→ Given problem
Output the material below in its entirety, exactly as given.

→ Data rows
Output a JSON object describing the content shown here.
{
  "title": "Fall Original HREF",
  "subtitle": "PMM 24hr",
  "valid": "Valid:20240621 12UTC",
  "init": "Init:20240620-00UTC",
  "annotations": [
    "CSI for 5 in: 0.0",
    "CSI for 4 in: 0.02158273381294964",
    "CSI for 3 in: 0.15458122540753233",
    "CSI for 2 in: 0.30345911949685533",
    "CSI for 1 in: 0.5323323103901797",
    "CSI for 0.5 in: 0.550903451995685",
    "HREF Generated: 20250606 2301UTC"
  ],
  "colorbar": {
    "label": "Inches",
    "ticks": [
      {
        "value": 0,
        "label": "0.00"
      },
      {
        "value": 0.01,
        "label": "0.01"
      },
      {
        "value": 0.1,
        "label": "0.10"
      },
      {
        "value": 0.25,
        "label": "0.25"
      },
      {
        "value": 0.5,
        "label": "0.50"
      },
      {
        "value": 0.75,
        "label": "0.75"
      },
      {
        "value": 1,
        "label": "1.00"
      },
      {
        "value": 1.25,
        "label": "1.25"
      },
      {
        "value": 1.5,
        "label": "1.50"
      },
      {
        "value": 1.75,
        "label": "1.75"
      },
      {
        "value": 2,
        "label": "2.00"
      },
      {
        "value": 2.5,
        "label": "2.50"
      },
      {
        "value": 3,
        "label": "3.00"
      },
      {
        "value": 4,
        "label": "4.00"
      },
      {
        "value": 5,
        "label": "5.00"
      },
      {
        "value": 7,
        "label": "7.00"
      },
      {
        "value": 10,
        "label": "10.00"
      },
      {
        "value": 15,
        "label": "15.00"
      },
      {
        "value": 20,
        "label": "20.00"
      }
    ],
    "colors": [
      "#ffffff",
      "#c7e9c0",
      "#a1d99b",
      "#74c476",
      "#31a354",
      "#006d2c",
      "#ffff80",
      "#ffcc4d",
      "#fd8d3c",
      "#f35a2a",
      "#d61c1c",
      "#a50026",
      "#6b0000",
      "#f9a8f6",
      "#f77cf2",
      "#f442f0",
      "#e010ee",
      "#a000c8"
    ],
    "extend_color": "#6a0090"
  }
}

→ Solution for this task
Output a JSON object describing the content shown here.
{
  "title": "Fall Original HREF",
  "subtitle": "PMM 24hr",
  "valid": "Valid:20240621 12UTC",
  "init": "Init:20240620-00UTC",
  "annotations": [
    "CSI for 5 in: 0.0",
    "CSI for 4 in: 0.02158273381294964",
    "CSI for 3 in: 0.15458122540753233",
    "CSI for 2 in: 0.30345911949685533",
    "CSI for 1 in: 0.5323323103901797",
    "CSI for 0.5 in: 0.550903451995685",
    "HREF Generated: 20250606 2301UTC"
  ],
  "colorbar": {
    "label": "Inches",
    "ticks": [
      {
        "value": 0,
        "label": "0.00"
      },
      {
        "value": 0.01,
        "label": "0.01"
      },
      {
        "value": 0.1,
        "label": "0.10"
      },
      {
        "value": 0.25,
        "label": "0.25"
      },
      {
        "value": 0.5,
        "label": "0.50"
      },
      {
        "value": 0.75,
        "label": "0.75"
      },
      {
        "value": 1,
        "label": "1.00"
      },
      {
        "value": 1.25,
        "label": "1.25"
      },
      {
        "value": 1.5,
        "label": "1.50"
      },
      {
        "value": 1.75,
        "label": "1.75"
      },
      {
        "value": 2,
        "label": "2.00"
      },
      {
        "value": 2.5,
        "label": "2.50"
      },
      {
        "value": 3,
        "label": "3.00"
      },
      {
        "value": 4,
        "label": "4.00"
      },
      {
        "value": 5,
        "label": "5.00"
      },
      {
        "value": 7,
        "label": "7.00"
      },
      {
        "value": 10,
        "label": "10.00"
      },
      {
        "value": 15,
        "label": "15.00"
      },
      {
        "value": 20,
        "label": "20.00"
      }
    ],
    "colors": [
      "#ffffff",
      "#c7e9c0",
      "#a1d99b",
      "#74c476",
      "#31a354",
      "#006d2c",
      "#ffff80",
      "#ffcc4d",
      "#fd8d3c",
      "#f35a2a",
      "#d61c1c",
      "#a50026",
      "#6b0000",
      "#f9a8f6",
      "#f77cf2",
      "#f442f0",
      "#e010ee",
      "#a000c8"
    ],
    "extend_color": "#6a0090"
  }
}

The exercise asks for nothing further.